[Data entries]
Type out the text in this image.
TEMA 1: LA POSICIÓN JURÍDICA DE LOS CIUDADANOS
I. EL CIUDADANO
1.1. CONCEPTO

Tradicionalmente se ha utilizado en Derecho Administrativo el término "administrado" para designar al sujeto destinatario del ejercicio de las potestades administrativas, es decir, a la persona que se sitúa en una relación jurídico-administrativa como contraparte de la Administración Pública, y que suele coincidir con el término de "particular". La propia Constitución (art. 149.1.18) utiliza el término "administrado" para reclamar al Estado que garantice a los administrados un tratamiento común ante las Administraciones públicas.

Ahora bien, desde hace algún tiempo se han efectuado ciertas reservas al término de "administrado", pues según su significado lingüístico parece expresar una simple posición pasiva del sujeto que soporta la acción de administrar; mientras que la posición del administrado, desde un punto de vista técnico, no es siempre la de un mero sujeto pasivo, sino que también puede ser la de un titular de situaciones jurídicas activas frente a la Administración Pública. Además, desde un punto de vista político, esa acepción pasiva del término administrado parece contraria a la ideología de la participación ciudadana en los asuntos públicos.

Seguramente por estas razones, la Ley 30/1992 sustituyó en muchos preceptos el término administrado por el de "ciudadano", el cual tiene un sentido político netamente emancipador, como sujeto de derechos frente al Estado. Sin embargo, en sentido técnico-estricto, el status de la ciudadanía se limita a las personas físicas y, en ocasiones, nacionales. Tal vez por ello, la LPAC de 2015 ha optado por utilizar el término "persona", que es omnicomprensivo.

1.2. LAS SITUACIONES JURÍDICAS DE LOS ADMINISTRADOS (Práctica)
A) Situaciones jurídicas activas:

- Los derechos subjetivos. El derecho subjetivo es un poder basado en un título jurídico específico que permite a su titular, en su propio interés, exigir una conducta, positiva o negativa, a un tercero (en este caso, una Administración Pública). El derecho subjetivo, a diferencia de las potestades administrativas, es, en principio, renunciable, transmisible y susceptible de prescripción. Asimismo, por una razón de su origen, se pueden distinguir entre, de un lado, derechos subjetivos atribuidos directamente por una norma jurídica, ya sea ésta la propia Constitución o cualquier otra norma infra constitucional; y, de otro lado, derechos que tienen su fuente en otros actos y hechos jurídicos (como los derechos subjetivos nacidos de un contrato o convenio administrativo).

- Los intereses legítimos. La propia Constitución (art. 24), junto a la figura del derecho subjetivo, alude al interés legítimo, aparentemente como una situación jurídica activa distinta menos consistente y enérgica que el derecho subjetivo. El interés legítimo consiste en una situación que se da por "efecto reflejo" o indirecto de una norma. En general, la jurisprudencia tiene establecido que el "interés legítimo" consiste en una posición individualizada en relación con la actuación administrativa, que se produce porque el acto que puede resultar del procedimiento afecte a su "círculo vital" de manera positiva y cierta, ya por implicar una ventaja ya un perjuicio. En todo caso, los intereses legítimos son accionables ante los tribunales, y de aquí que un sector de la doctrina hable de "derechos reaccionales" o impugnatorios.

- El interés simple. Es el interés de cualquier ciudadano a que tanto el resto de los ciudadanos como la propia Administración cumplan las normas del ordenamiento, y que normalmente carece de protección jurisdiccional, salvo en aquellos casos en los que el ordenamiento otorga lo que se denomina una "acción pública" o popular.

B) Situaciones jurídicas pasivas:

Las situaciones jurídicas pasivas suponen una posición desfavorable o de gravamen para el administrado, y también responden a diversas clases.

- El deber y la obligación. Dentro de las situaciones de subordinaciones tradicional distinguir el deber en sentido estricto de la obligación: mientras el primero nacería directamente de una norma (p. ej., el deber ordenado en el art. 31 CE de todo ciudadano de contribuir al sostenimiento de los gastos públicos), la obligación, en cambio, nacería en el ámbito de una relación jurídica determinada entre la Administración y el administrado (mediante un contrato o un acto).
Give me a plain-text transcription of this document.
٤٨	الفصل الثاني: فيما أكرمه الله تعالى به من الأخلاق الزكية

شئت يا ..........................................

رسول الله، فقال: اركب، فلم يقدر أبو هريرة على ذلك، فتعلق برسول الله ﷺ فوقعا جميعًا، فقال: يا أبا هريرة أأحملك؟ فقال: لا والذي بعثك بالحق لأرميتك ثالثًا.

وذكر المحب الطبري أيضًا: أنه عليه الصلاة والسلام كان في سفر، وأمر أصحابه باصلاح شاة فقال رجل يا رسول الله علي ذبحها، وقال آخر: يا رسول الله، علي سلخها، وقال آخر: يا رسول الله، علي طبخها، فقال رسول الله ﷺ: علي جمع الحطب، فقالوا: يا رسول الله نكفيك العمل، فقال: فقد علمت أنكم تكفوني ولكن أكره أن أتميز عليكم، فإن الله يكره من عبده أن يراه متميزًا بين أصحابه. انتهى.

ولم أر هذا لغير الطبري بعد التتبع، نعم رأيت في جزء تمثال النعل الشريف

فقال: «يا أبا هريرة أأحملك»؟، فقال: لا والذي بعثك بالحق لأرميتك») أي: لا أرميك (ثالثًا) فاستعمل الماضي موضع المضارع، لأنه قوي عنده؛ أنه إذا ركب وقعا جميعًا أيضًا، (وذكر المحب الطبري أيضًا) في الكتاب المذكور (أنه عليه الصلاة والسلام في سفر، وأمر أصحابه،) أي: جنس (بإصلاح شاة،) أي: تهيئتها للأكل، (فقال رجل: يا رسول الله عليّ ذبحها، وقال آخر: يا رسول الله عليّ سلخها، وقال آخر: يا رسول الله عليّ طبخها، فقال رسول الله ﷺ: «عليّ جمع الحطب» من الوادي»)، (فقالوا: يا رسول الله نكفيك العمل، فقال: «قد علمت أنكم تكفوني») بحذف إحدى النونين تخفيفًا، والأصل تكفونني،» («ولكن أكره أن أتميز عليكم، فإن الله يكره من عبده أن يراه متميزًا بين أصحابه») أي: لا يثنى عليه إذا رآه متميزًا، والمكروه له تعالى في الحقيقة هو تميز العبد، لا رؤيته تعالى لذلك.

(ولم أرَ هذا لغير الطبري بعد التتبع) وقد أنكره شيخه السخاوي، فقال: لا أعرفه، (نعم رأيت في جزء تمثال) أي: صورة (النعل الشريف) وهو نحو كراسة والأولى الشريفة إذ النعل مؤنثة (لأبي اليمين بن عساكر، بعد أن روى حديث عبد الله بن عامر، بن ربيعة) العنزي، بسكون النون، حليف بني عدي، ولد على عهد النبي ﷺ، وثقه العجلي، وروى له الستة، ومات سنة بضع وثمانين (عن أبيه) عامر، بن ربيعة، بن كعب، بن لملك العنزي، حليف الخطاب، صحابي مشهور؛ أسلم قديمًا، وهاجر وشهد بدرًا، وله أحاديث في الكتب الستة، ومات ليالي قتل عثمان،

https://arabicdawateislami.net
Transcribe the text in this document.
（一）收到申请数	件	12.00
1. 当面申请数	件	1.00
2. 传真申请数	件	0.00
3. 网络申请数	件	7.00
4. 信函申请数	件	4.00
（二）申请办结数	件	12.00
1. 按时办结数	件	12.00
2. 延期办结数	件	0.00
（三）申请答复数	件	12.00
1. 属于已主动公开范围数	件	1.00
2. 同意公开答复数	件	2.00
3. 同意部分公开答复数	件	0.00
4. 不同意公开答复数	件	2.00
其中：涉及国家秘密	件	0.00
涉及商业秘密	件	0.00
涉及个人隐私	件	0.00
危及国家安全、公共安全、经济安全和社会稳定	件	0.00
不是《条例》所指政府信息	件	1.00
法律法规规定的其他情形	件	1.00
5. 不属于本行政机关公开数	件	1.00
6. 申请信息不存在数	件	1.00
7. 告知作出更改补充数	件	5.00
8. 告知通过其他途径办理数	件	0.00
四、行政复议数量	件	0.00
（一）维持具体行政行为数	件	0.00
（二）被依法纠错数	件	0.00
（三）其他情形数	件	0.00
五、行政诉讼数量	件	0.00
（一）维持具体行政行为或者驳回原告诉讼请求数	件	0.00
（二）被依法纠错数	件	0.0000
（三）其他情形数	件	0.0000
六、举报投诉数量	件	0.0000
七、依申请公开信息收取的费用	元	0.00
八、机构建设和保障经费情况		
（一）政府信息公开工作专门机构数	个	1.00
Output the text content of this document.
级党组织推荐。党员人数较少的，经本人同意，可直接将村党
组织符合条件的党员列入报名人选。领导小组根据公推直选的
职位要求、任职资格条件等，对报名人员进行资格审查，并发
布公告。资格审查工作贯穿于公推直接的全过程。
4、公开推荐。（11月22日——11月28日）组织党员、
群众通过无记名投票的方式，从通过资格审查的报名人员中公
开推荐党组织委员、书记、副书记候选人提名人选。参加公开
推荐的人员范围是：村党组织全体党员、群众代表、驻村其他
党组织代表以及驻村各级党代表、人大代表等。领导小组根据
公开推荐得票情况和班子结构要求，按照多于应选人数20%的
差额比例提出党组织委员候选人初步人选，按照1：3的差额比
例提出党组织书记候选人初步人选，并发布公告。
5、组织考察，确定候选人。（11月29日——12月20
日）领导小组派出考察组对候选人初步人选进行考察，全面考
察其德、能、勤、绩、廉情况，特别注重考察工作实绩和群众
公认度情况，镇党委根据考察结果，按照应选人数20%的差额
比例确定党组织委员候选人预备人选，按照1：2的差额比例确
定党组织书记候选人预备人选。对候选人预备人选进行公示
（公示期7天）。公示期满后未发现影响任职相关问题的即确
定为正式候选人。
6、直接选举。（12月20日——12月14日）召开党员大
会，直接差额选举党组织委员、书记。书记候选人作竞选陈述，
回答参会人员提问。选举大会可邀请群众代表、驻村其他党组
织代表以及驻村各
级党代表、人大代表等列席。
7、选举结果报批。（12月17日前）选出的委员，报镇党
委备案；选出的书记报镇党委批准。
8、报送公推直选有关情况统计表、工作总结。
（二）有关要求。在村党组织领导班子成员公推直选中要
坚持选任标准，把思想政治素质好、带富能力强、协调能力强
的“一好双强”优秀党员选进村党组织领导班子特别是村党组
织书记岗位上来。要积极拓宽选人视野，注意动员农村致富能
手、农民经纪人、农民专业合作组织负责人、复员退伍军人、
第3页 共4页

** Goal **
Take each line containing the string "لأرميتك" and copy it out.

** Correct answer **
رسول الله، فقال: اركب، فلم يقدر أبو هريرة على ذلك، فتعلق برسول الله ﷺ فوقعا جميعًا، فقال: يا أبا هريرة أأحملك؟ فقال: لا والذي بعثك بالحق لأرميتك ثالثًا.
فقال: «يا أبا هريرة أأحملك»؟، فقال: لا والذي بعثك بالحق لأرميتك») أي: لا أرميك (ثالثًا) فاستعمل الماضي موضع المضارع، لأنه قوي عنده؛ أنه إذا ركب وقعا جميعًا أيضًا، (وذكر المحب الطبري أيضًا) في الكتاب المذكور (أنه عليه الصلاة والسلام في سفر، وأمر أصحابه،) أي: جنس (بإصلاح شاة،) أي: تهيئتها للأكل، (فقال رجل: يا رسول الله عليّ ذبحها، وقال آخر: يا رسول الله عليّ سلخها، وقال آخر: يا رسول الله عليّ طبخها، فقال رسول الله ﷺ: «عليّ جمع الحطب» من الوادي»)، (فقالوا: يا رسول الله نكفيك العمل، فقال: «قد علمت أنكم تكفوني») بحذف إحدى النونين تخفيفًا، والأصل تكفونني،» («ولكن أكره أن أتميز عليكم، فإن الله يكره من عبده أن يراه متميزًا بين أصحابه») أي: لا يثنى عليه إذا رآه متميزًا، والمكروه له تعالى في الحقيقة هو تميز العبد، لا رؤيته تعالى لذلك.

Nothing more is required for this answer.